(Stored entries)
§ §
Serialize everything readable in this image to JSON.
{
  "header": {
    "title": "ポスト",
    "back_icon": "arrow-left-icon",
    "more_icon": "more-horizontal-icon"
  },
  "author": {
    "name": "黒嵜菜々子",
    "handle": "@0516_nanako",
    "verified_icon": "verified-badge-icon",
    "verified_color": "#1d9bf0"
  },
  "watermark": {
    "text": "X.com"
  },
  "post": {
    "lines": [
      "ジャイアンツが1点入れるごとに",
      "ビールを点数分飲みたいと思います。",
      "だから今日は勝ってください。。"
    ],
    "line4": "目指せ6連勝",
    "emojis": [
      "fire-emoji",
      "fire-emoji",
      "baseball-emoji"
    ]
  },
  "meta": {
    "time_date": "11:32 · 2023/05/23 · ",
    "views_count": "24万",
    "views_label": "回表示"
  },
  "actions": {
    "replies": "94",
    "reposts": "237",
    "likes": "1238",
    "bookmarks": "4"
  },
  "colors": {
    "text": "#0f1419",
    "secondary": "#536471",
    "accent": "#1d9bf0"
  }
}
§ §
Tell how many lines in the records above contain "icon", giving the number and no other words.

Complete response
3